## Dataset records
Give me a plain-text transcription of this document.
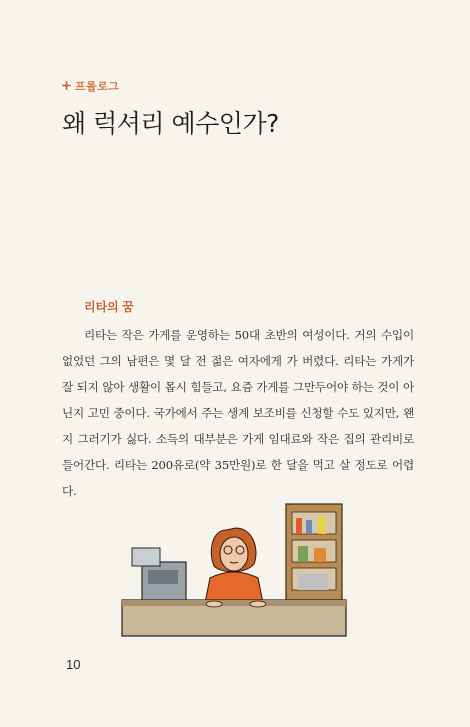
프롤로그
왜 럭셔리 예수인가?
리타의 꿈
리타는 작은 가게를 운영하는 50대 초반의 여성이다. 거의 수입이 없었던 그의 남편은 몇 달 전 젊은 여자에게 가 버렸다. 리타는 가게가 잘 되지 않아 생활이 몹시 힘들고, 요즘 가게를 그만두어야 하는 것이 아닌지 고민 중이다. 국가에서 주는 생계 보조비를 신청할 수도 있지만, 왠지 그러기가 싫다. 소득의 대부분은 가게 임대료와 작은 집의 관리비로 들어간다. 리타는 200유로(약 35만원)로 한 달을 먹고 살 정도로 어렵다.
10
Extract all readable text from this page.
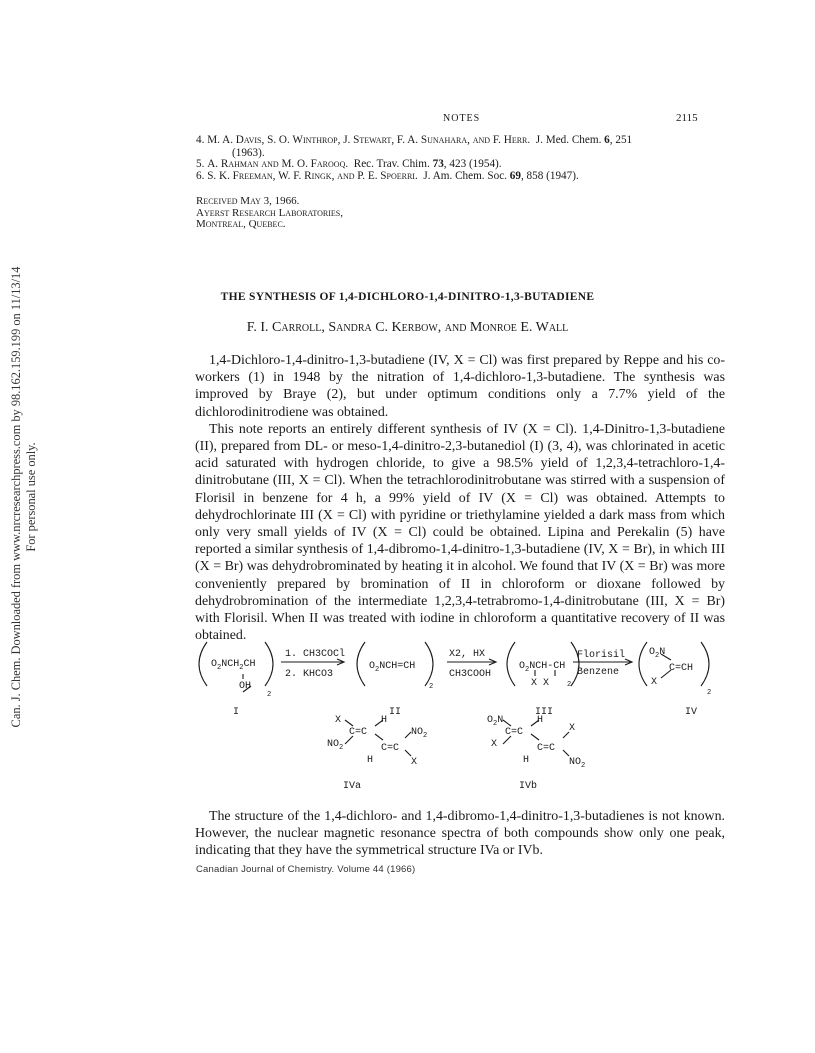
Can. J. Chem. Downloaded from www.nrcresearchpress.com by 98.162.159.199 on 11/13/14 For personal use only.
NOTES	2115
4. M. A. Davis, S. O. Winthrop, J. Stewart, F. A. Sunahara, and F. Herr. J. Med. Chem. 6, 251
(1963).
5. A. Rahman and M. O. Farooq. Rec. Trav. Chim. 73, 423 (1954).
6. S. K. Freeman, W. F. Ringk, and P. E. Spoerri. J. Am. Chem. Soc. 69, 858 (1947).
Received May 3, 1966.
Ayerst Research Laboratories,
Montreal, Quebec.
THE SYNTHESIS OF 1,4-DICHLORO-1,4-DINITRO-1,3-BUTADIENE
F. I. Carroll, Sandra C. Kerbow, and Monroe E. Wall

1,4-Dichloro-1,4-dinitro-1,3-butadiene (IV, X = Cl) was first prepared by Reppe and his co-workers (1) in 1948 by the nitration of 1,4-dichloro-1,3-butadiene. The synthesis was improved by Braye (2), but under optimum conditions only a 7.7% yield of the dichlorodinitrodiene was obtained.

This note reports an entirely different synthesis of IV (X = Cl). 1,4-Dinitro-1,3-butadiene (II), prepared from DL- or meso-1,4-dinitro-2,3-butanediol (I) (3, 4), was chlorinated in acetic acid saturated with hydrogen chloride, to give a 98.5% yield of 1,2,3,4-tetrachloro-1,4-dinitrobutane (III, X = Cl). When the tetrachlorodinitrobutane was stirred with a suspension of Florisil in benzene for 4 h, a 99% yield of IV (X = Cl) was obtained. Attempts to dehydrochlorinate III (X = Cl) with pyridine or triethylamine yielded a dark mass from which only very small yields of IV (X = Cl) could be obtained. Lipina and Perekalin (5) have reported a similar synthesis of 1,4-dibromo-1,4-dinitro-1,3-butadiene (IV, X = Br), in which III (X = Br) was dehydrobrominated by heating it in alcohol. We found that IV (X = Br) was more conveniently prepared by bromination of II in chloroform or dioxane followed by dehydrobromination of the intermediate 1,2,3,4-tetrabromo-1,4-dinitrobutane (III, X = Br) with Florisil. When II was treated with iodine in chloroform a quantitative recovery of II was obtained.

$O_2NCH_2CH$
OH
2
1. CH3COCl
2. KHCO3
$O_2NCH=CH$
2
X2, HX
CH3COOH
$O_2NCH-CH$
X X	2
Florisil
Benzene
$O_2N$
C=CH
X
2
I	II	III	IV
X	H
C=C
$NO_2$	C=C
$NO_2$
H	X
IVa
$O_2N$	H
C=C
X	C=C
X
H	$NO_2$
IVb

The structure of the 1,4-dichloro- and 1,4-dibromo-1,4-dinitro-1,3-butadienes is not known. However, the nuclear magnetic resonance spectra of both compounds show only one peak, indicating that they have the symmetrical structure IVa or IVb.

Canadian Journal of Chemistry. Volume 44 (1966)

## Given instruction
Set down all the data again exactly as above, pictures excluded.

## Completed exercise
Give me a plain-text transcription of this document.
프롤로그
왜 럭셔리 예수인가?
리타의 꿈
리타는 작은 가게를 운영하는 50대 초반의 여성이다. 거의 수입이 없었던 그의 남편은 몇 달 전 젊은 여자에게 가 버렸다. 리타는 가게가 잘 되지 않아 생활이 몹시 힘들고, 요즘 가게를 그만두어야 하는 것이 아닌지 고민 중이다. 국가에서 주는 생계 보조비를 신청할 수도 있지만, 왠지 그러기가 싫다. 소득의 대부분은 가게 임대료와 작은 집의 관리비로 들어간다. 리타는 200유로(약 35만원)로 한 달을 먹고 살 정도로 어렵다.
10
Extract all readable text from this page.
Can. J. Chem. Downloaded from www.nrcresearchpress.com by 98.162.159.199 on 11/13/14 For personal use only.
NOTES	2115
4. M. A. Davis, S. O. Winthrop, J. Stewart, F. A. Sunahara, and F. Herr. J. Med. Chem. 6, 251
(1963).
5. A. Rahman and M. O. Farooq. Rec. Trav. Chim. 73, 423 (1954).
6. S. K. Freeman, W. F. Ringk, and P. E. Spoerri. J. Am. Chem. Soc. 69, 858 (1947).
Received May 3, 1966.
Ayerst Research Laboratories,
Montreal, Quebec.
THE SYNTHESIS OF 1,4-DICHLORO-1,4-DINITRO-1,3-BUTADIENE
F. I. Carroll, Sandra C. Kerbow, and Monroe E. Wall

1,4-Dichloro-1,4-dinitro-1,3-butadiene (IV, X = Cl) was first prepared by Reppe and his co-workers (1) in 1948 by the nitration of 1,4-dichloro-1,3-butadiene. The synthesis was improved by Braye (2), but under optimum conditions only a 7.7% yield of the dichlorodinitrodiene was obtained.

This note reports an entirely different synthesis of IV (X = Cl). 1,4-Dinitro-1,3-butadiene (II), prepared from DL- or meso-1,4-dinitro-2,3-butanediol (I) (3, 4), was chlorinated in acetic acid saturated with hydrogen chloride, to give a 98.5% yield of 1,2,3,4-tetrachloro-1,4-dinitrobutane (III, X = Cl). When the tetrachlorodinitrobutane was stirred with a suspension of Florisil in benzene for 4 h, a 99% yield of IV (X = Cl) was obtained. Attempts to dehydrochlorinate III (X = Cl) with pyridine or triethylamine yielded a dark mass from which only very small yields of IV (X = Cl) could be obtained. Lipina and Perekalin (5) have reported a similar synthesis of 1,4-dibromo-1,4-dinitro-1,3-butadiene (IV, X = Br), in which III (X = Br) was dehydrobrominated by heating it in alcohol. We found that IV (X = Br) was more conveniently prepared by bromination of II in chloroform or dioxane followed by dehydrobromination of the intermediate 1,2,3,4-tetrabromo-1,4-dinitrobutane (III, X = Br) with Florisil. When II was treated with iodine in chloroform a quantitative recovery of II was obtained.

$O_2NCH_2CH$
OH
2
1. CH3COCl
2. KHCO3
$O_2NCH=CH$
2
X2, HX
CH3COOH
$O_2NCH-CH$
X X	2
Florisil
Benzene
$O_2N$
C=CH
X
2
I	II	III	IV
X	H
C=C
$NO_2$	C=C
$NO_2$
H	X
IVa
$O_2N$	H
C=C
X	C=C
X
H	$NO_2$
IVb

The structure of the 1,4-dichloro- and 1,4-dibromo-1,4-dinitro-1,3-butadienes is not known. However, the nuclear magnetic resonance spectra of both compounds show only one peak, indicating that they have the symmetrical structure IVa or IVb.

Canadian Journal of Chemistry. Volume 44 (1966)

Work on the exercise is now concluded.